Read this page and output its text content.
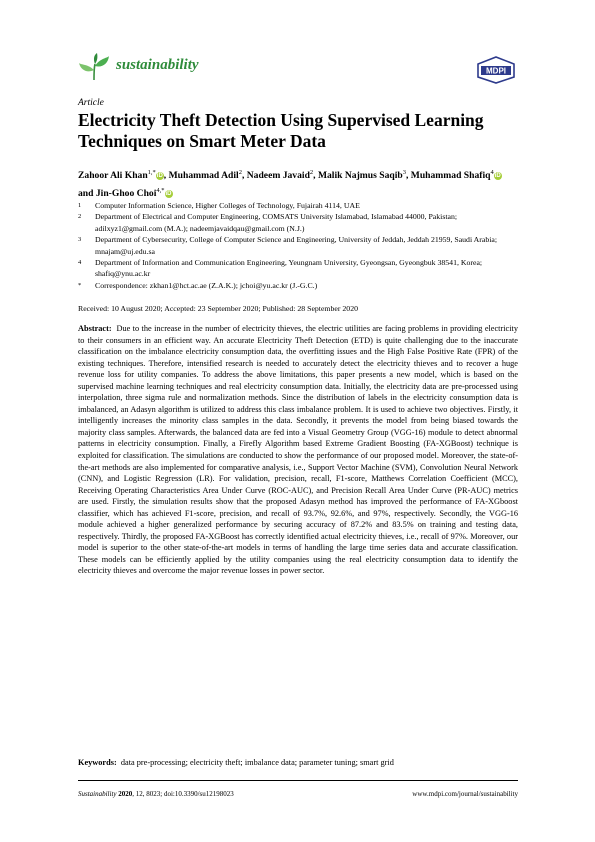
sustainability	MDPI
Article
Electricity Theft Detection Using Supervised Learning Techniques on Smart Meter Data
Zahoor Ali Khan$^{1,*}$iD, Muhammad Adil$^2$, Nadeem Javaid$^2$, Malik Najmus Saqib$^3$, Muhammad Shafiq$^4$iD and Jin-Ghoo Choi$^{4,*}$iD
1	Computer Information Science, Higher Colleges of Technology, Fujairah 4114, UAE
2	Department of Electrical and Computer Engineering, COMSATS University Islamabad, Islamabad 44000, Pakistan; adilxyz1@gmail.com (M.A.); nadeemjavaidqau@gmail.com (N.J.)
3	Department of Cybersecurity, College of Computer Science and Engineering, University of Jeddah, Jeddah 21959, Saudi Arabia; mnajam@uj.edu.sa
4	Department of Information and Communication Engineering, Yeungnam University, Gyeongsan, Gyeongbuk 38541, Korea; shafiq@ynu.ac.kr
*	Correspondence: zkhan1@hct.ac.ae (Z.A.K.); jchoi@yu.ac.kr (J.-G.C.)
Received: 10 August 2020; Accepted: 23 September 2020; Published: 28 September 2020
Abstract: Due to the increase in the number of electricity thieves, the electric utilities are facing problems in providing electricity to their consumers in an efficient way. An accurate Electricity Theft Detection (ETD) is quite challenging due to the inaccurate classification on the imbalance electricity consumption data, the overfitting issues and the High False Positive Rate (FPR) of the existing techniques. Therefore, intensified research is needed to accurately detect the electricity thieves and to recover a huge revenue loss for utility companies. To address the above limitations, this paper presents a new model, which is based on the supervised machine learning techniques and real electricity consumption data. Initially, the electricity data are pre-processed using interpolation, three sigma rule and normalization methods. Since the distribution of labels in the electricity consumption data is imbalanced, an Adasyn algorithm is utilized to address this class imbalance problem. It is used to achieve two objectives. Firstly, it intelligently increases the minority class samples in the data. Secondly, it prevents the model from being biased towards the majority class samples. Afterwards, the balanced data are fed into a Visual Geometry Group (VGG-16) module to detect abnormal patterns in electricity consumption. Finally, a Firefly Algorithm based Extreme Gradient Boosting (FA-XGBoost) technique is exploited for classification. The simulations are conducted to show the performance of our proposed model. Moreover, the state-of-the-art methods are also implemented for comparative analysis, i.e., Support Vector Machine (SVM), Convolution Neural Network (CNN), and Logistic Regression (LR). For validation, precision, recall, F1-score, Matthews Correlation Coefficient (MCC), Receiving Operating Characteristics Area Under Curve (ROC-AUC), and Precision Recall Area Under Curve (PR-AUC) metrics are used. Firstly, the simulation results show that the proposed Adasyn method has improved the performance of FA-XGboost classifier, which has achieved F1-score, precision, and recall of 93.7%, 92.6%, and 97%, respectively. Secondly, the VGG-16 module achieved a higher generalized performance by securing accuracy of 87.2% and 83.5% on training and testing data, respectively. Thirdly, the proposed FA-XGBoost has correctly identified actual electricity thieves, i.e., recall of 97%. Moreover, our model is superior to the other state-of-the-art models in terms of handling the large time series data and accurate classification. These models can be efficiently applied by the utility companies using the real electricity consumption data to identify the electricity thieves and overcome the major revenue losses in power sector.
Keywords: data pre-processing; electricity theft; imbalance data; parameter tuning; smart grid
Sustainability 2020, 12, 8023; doi:10.3390/su12198023	www.mdpi.com/journal/sustainability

========================================================================

** WHAT THE TASK REQUIRES **
All of the entries above should be duplicated exactly, except for the pictures.

** TASK RESULT **
Read this page and output its text content.
sustainability	MDPI
Article
Electricity Theft Detection Using Supervised Learning Techniques on Smart Meter Data
Zahoor Ali Khan$^{1,*}$iD, Muhammad Adil$^2$, Nadeem Javaid$^2$, Malik Najmus Saqib$^3$, Muhammad Shafiq$^4$iD and Jin-Ghoo Choi$^{4,*}$iD
1	Computer Information Science, Higher Colleges of Technology, Fujairah 4114, UAE
2	Department of Electrical and Computer Engineering, COMSATS University Islamabad, Islamabad 44000, Pakistan; adilxyz1@gmail.com (M.A.); nadeemjavaidqau@gmail.com (N.J.)
3	Department of Cybersecurity, College of Computer Science and Engineering, University of Jeddah, Jeddah 21959, Saudi Arabia; mnajam@uj.edu.sa
4	Department of Information and Communication Engineering, Yeungnam University, Gyeongsan, Gyeongbuk 38541, Korea; shafiq@ynu.ac.kr
*	Correspondence: zkhan1@hct.ac.ae (Z.A.K.); jchoi@yu.ac.kr (J.-G.C.)
Received: 10 August 2020; Accepted: 23 September 2020; Published: 28 September 2020
Abstract: Due to the increase in the number of electricity thieves, the electric utilities are facing problems in providing electricity to their consumers in an efficient way. An accurate Electricity Theft Detection (ETD) is quite challenging due to the inaccurate classification on the imbalance electricity consumption data, the overfitting issues and the High False Positive Rate (FPR) of the existing techniques. Therefore, intensified research is needed to accurately detect the electricity thieves and to recover a huge revenue loss for utility companies. To address the above limitations, this paper presents a new model, which is based on the supervised machine learning techniques and real electricity consumption data. Initially, the electricity data are pre-processed using interpolation, three sigma rule and normalization methods. Since the distribution of labels in the electricity consumption data is imbalanced, an Adasyn algorithm is utilized to address this class imbalance problem. It is used to achieve two objectives. Firstly, it intelligently increases the minority class samples in the data. Secondly, it prevents the model from being biased towards the majority class samples. Afterwards, the balanced data are fed into a Visual Geometry Group (VGG-16) module to detect abnormal patterns in electricity consumption. Finally, a Firefly Algorithm based Extreme Gradient Boosting (FA-XGBoost) technique is exploited for classification. The simulations are conducted to show the performance of our proposed model. Moreover, the state-of-the-art methods are also implemented for comparative analysis, i.e., Support Vector Machine (SVM), Convolution Neural Network (CNN), and Logistic Regression (LR). For validation, precision, recall, F1-score, Matthews Correlation Coefficient (MCC), Receiving Operating Characteristics Area Under Curve (ROC-AUC), and Precision Recall Area Under Curve (PR-AUC) metrics are used. Firstly, the simulation results show that the proposed Adasyn method has improved the performance of FA-XGboost classifier, which has achieved F1-score, precision, and recall of 93.7%, 92.6%, and 97%, respectively. Secondly, the VGG-16 module achieved a higher generalized performance by securing accuracy of 87.2% and 83.5% on training and testing data, respectively. Thirdly, the proposed FA-XGBoost has correctly identified actual electricity thieves, i.e., recall of 97%. Moreover, our model is superior to the other state-of-the-art models in terms of handling the large time series data and accurate classification. These models can be efficiently applied by the utility companies using the real electricity consumption data to identify the electricity thieves and overcome the major revenue losses in power sector.
Keywords: data pre-processing; electricity theft; imbalance data; parameter tuning; smart grid
Sustainability 2020, 12, 8023; doi:10.3390/su12198023	www.mdpi.com/journal/sustainability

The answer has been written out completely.